↓
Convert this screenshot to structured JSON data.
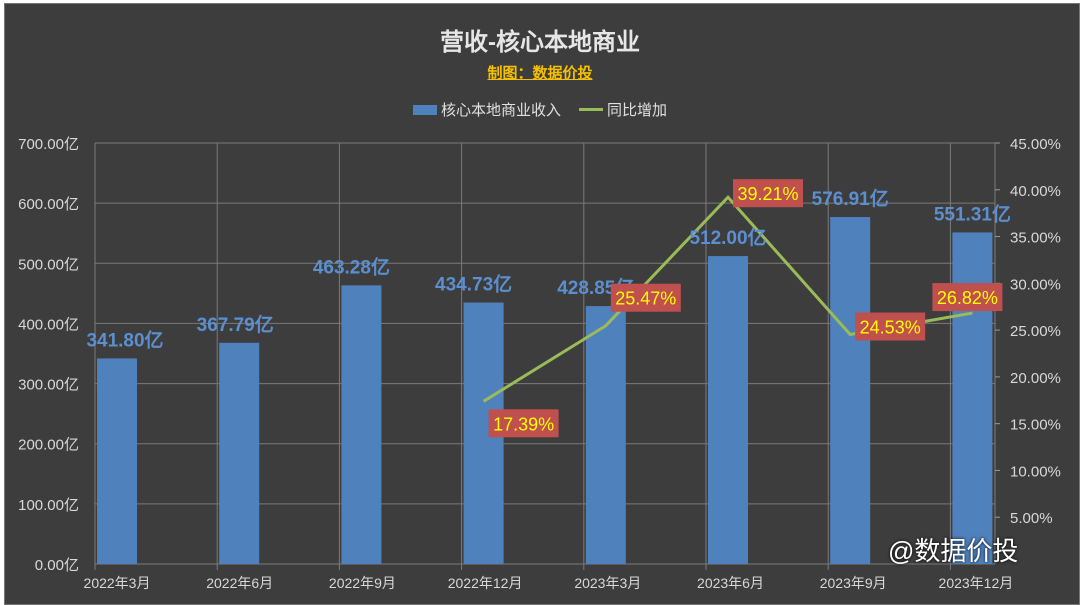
{
  "title": "营收-核心本地商业",
  "subtitle": "制图：数据价投",
  "watermark": "@数据价投",
  "chart_data": {
    "type": "bar+line",
    "title": "营收-核心本地商业",
    "categories": [
      "2022年3月",
      "2022年6月",
      "2022年9月",
      "2022年12月",
      "2023年3月",
      "2023年6月",
      "2023年9月",
      "2023年12月"
    ],
    "series": [
      {
        "name": "核心本地商业收入",
        "type": "bar",
        "axis": "left",
        "color": "#4f81bd",
        "values": [
          341.8,
          367.79,
          463.28,
          434.73,
          428.85,
          512.0,
          576.91,
          551.31
        ],
        "labels": [
          "341.80亿",
          "367.79亿",
          "463.28亿",
          "434.73亿",
          "428.85亿",
          "512.00亿",
          "576.91亿",
          "551.31亿"
        ]
      },
      {
        "name": "同比增加",
        "type": "line",
        "axis": "right",
        "color": "#9bbb59",
        "values": [
          null,
          null,
          null,
          17.39,
          25.47,
          39.21,
          24.53,
          26.82
        ],
        "labels": [
          "",
          "",
          "",
          "17.39%",
          "25.47%",
          "39.21%",
          "24.53%",
          "26.82%"
        ]
      }
    ],
    "y_left": {
      "range": [
        0,
        700
      ],
      "ticks": [
        "0.00亿",
        "100.00亿",
        "200.00亿",
        "300.00亿",
        "400.00亿",
        "500.00亿",
        "600.00亿",
        "700.00亿"
      ]
    },
    "y_right": {
      "range": [
        0,
        45
      ],
      "ticks": [
        "5.00%",
        "10.00%",
        "15.00%",
        "20.00%",
        "25.00%",
        "30.00%",
        "35.00%",
        "40.00%",
        "45.00%"
      ]
    },
    "grid": true,
    "legend": "top-center"
  }
}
↑
*DIRECTIONS*
Pictures appear in the records above. Output everything except them, exactly.

*SOLUTION TO THIS PROBLEM*
Convert this screenshot to structured JSON data.
{
  "title": "营收-核心本地商业",
  "subtitle": "制图：数据价投",
  "watermark": "@数据价投",
  "chart_data": {
    "type": "bar+line",
    "title": "营收-核心本地商业",
    "categories": [
      "2022年3月",
      "2022年6月",
      "2022年9月",
      "2022年12月",
      "2023年3月",
      "2023年6月",
      "2023年9月",
      "2023年12月"
    ],
    "series": [
      {
        "name": "核心本地商业收入",
        "type": "bar",
        "axis": "left",
        "color": "#4f81bd",
        "values": [
          341.8,
          367.79,
          463.28,
          434.73,
          428.85,
          512.0,
          576.91,
          551.31
        ],
        "labels": [
          "341.80亿",
          "367.79亿",
          "463.28亿",
          "434.73亿",
          "428.85亿",
          "512.00亿",
          "576.91亿",
          "551.31亿"
        ]
      },
      {
        "name": "同比增加",
        "type": "line",
        "axis": "right",
        "color": "#9bbb59",
        "values": [
          null,
          null,
          null,
          17.39,
          25.47,
          39.21,
          24.53,
          26.82
        ],
        "labels": [
          "",
          "",
          "",
          "17.39%",
          "25.47%",
          "39.21%",
          "24.53%",
          "26.82%"
        ]
      }
    ],
    "y_left": {
      "range": [
        0,
        700
      ],
      "ticks": [
        "0.00亿",
        "100.00亿",
        "200.00亿",
        "300.00亿",
        "400.00亿",
        "500.00亿",
        "600.00亿",
        "700.00亿"
      ]
    },
    "y_right": {
      "range": [
        0,
        45
      ],
      "ticks": [
        "5.00%",
        "10.00%",
        "15.00%",
        "20.00%",
        "25.00%",
        "30.00%",
        "35.00%",
        "40.00%",
        "45.00%"
      ]
    },
    "grid": true,
    "legend": "top-center"
  }
}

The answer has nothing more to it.